Dataset records:
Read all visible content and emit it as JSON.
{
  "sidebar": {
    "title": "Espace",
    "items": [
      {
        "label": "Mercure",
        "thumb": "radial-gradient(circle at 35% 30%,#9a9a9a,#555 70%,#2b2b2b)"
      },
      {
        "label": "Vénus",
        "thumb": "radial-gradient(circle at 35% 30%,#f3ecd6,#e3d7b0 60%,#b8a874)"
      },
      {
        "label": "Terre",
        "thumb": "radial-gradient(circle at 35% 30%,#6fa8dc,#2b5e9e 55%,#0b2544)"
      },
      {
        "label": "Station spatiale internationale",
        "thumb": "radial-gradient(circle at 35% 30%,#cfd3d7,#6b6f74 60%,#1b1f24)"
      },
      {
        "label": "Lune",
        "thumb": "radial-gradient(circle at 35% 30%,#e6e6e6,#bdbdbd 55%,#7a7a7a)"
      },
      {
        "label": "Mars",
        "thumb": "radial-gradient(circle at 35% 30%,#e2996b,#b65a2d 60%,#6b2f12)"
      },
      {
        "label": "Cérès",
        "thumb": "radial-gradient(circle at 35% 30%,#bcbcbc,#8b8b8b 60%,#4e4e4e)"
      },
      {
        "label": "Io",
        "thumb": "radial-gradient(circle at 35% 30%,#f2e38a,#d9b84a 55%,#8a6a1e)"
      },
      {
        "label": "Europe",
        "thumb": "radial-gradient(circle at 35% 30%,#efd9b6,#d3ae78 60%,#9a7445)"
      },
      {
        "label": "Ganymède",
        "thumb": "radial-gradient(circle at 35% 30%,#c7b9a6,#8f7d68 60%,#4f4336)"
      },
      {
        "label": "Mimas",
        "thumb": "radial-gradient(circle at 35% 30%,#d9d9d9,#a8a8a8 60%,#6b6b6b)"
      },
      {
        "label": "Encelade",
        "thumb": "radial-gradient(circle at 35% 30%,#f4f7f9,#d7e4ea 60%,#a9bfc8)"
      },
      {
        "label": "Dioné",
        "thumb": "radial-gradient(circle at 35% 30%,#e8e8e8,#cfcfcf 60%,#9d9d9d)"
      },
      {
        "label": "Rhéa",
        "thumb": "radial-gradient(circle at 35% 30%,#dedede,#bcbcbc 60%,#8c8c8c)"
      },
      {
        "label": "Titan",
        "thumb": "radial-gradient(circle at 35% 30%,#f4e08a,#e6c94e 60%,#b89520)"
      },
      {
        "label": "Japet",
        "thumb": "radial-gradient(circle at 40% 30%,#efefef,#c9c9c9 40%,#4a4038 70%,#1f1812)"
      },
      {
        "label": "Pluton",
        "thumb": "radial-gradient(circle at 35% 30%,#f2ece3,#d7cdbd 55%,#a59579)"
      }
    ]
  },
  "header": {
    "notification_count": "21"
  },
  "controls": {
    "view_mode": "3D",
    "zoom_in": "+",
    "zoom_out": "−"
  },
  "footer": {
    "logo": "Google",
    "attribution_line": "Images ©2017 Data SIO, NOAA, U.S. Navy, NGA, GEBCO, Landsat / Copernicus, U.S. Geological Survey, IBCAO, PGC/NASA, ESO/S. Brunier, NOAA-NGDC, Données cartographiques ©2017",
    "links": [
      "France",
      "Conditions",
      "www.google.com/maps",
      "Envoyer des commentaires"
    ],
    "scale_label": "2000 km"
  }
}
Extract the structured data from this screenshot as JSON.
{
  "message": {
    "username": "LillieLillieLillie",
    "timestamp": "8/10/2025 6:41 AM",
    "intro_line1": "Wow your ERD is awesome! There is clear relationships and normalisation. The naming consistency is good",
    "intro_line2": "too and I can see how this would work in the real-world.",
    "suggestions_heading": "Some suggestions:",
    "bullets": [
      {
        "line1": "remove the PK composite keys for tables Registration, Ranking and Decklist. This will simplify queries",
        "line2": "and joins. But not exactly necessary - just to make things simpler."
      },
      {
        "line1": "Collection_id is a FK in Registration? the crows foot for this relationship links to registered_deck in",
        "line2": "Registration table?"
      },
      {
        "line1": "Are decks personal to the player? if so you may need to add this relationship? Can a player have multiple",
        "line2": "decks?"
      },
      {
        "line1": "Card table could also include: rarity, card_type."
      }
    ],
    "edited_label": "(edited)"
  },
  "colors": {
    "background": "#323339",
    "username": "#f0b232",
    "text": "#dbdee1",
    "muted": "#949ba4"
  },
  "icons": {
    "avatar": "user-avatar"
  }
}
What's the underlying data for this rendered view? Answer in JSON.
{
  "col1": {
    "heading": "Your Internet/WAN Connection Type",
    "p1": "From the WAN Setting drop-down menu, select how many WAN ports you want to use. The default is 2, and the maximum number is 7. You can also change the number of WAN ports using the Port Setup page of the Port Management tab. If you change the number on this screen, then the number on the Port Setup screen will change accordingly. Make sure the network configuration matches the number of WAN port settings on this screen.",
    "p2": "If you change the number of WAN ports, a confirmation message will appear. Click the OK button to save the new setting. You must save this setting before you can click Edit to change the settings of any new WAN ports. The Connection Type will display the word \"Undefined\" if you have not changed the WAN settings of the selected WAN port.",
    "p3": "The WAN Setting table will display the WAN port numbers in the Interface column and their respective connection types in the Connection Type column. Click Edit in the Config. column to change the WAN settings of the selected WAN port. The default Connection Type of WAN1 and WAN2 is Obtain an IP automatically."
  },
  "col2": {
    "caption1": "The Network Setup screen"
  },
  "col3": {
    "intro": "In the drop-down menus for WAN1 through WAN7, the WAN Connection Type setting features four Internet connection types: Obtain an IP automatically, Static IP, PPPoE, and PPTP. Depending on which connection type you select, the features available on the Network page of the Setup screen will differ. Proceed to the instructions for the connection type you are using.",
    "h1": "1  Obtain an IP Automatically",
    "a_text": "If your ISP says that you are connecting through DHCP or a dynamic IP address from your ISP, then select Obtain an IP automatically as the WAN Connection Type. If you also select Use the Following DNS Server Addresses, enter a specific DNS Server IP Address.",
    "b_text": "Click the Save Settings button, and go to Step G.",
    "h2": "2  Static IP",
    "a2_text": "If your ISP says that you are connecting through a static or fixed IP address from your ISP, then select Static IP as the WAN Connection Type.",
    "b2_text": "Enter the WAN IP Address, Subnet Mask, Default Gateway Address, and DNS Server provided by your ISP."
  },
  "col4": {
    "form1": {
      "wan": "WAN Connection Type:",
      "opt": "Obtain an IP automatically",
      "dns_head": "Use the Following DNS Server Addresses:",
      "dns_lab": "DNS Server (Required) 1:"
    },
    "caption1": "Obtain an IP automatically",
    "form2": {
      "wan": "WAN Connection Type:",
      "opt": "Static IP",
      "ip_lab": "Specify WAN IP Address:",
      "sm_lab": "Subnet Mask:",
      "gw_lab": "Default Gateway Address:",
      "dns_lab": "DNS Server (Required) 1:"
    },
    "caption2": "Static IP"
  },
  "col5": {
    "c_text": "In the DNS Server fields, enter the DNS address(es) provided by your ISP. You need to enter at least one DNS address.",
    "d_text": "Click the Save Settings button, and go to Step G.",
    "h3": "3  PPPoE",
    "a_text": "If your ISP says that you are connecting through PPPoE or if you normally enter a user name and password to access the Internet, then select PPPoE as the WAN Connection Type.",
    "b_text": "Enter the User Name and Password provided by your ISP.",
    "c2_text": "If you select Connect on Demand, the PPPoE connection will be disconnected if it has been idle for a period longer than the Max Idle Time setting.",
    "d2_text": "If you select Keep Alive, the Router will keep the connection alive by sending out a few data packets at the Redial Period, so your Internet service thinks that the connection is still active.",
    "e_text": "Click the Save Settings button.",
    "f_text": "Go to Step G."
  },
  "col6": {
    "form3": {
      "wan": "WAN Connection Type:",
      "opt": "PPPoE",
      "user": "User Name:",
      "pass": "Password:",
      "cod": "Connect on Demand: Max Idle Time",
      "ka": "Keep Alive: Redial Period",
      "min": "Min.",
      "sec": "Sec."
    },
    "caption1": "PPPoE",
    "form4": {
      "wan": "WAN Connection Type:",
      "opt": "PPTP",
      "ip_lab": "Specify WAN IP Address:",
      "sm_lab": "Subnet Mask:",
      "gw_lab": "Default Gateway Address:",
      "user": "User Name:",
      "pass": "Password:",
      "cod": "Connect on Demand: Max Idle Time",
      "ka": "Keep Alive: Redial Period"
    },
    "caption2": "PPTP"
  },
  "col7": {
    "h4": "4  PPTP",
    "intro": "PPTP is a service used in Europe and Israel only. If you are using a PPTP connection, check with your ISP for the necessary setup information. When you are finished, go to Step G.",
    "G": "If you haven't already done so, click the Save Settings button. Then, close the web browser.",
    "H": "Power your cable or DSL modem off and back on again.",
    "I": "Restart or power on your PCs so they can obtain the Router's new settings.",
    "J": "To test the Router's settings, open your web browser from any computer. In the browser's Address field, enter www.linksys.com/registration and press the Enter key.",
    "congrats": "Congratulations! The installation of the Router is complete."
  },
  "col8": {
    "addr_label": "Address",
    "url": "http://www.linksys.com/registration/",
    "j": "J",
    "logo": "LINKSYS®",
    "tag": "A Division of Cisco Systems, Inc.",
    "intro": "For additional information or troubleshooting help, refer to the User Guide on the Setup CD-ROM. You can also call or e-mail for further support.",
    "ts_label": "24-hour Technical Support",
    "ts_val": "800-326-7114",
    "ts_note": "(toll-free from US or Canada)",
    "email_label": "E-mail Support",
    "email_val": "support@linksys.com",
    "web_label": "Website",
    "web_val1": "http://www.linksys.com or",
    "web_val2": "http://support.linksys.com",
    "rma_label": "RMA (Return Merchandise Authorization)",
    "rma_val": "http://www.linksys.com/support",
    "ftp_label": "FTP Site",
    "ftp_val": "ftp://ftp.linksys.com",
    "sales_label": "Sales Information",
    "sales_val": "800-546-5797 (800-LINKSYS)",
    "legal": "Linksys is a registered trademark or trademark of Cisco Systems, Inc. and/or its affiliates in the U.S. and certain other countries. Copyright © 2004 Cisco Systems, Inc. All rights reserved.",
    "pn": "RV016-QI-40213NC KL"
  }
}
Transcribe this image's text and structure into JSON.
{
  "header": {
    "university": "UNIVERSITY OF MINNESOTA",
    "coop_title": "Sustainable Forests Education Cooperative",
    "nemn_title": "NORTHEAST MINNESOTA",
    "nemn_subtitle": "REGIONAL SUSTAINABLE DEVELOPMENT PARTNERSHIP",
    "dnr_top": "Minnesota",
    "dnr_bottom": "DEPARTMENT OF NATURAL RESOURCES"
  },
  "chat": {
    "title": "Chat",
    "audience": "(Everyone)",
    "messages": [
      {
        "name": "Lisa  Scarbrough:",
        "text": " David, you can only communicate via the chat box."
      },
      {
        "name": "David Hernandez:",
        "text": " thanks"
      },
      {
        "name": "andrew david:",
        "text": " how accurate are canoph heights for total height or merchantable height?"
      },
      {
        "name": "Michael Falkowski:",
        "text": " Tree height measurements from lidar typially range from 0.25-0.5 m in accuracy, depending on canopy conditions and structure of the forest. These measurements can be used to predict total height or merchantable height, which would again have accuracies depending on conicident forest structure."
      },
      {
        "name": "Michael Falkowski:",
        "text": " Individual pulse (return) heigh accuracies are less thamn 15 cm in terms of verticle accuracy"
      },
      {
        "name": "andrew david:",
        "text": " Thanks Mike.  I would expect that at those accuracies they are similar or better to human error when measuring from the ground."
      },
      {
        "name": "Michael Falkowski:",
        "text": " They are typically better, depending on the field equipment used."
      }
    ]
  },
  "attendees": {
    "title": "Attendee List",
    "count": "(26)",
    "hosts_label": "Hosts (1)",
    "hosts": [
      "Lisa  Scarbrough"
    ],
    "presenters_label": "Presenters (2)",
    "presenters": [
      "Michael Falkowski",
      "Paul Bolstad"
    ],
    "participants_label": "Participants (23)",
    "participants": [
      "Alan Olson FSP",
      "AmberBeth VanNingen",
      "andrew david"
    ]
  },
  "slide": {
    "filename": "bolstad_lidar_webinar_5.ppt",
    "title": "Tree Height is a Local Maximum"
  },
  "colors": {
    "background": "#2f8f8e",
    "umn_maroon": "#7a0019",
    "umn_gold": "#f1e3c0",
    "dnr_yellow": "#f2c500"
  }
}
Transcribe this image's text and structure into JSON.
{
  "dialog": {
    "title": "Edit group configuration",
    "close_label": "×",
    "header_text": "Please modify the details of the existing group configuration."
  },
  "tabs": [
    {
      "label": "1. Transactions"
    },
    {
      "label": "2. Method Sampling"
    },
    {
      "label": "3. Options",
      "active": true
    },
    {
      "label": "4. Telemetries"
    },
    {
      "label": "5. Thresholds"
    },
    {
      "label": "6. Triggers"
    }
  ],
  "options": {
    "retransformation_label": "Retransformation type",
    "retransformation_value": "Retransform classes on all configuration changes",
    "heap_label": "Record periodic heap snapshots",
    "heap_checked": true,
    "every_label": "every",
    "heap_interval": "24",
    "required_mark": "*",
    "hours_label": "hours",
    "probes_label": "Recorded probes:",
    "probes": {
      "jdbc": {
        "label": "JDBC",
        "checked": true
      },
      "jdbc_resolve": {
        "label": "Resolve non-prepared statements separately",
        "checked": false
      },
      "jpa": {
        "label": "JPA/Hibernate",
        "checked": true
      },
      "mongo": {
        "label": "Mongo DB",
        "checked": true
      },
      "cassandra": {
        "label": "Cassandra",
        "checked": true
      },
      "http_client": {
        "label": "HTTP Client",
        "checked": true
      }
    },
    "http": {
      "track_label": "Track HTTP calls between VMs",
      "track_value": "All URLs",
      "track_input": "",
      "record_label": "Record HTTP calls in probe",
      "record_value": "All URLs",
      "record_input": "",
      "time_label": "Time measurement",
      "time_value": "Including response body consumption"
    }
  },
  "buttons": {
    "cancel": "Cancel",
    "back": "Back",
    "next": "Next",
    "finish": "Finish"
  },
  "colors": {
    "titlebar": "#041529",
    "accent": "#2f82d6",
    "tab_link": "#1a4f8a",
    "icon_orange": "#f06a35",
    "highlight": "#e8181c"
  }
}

Requirement:
From the entries above, copy every line that holds the word "Addresses".

Final answer:
    "a_text": "If your ISP says that you are connecting through DHCP or a dynamic IP address from your ISP, then select Obtain an IP automatically as the WAN Connection Type. If you also select Use the Following DNS Server Addresses, enter a specific DNS Server IP Address.",
      "dns_head": "Use the Following DNS Server Addresses:",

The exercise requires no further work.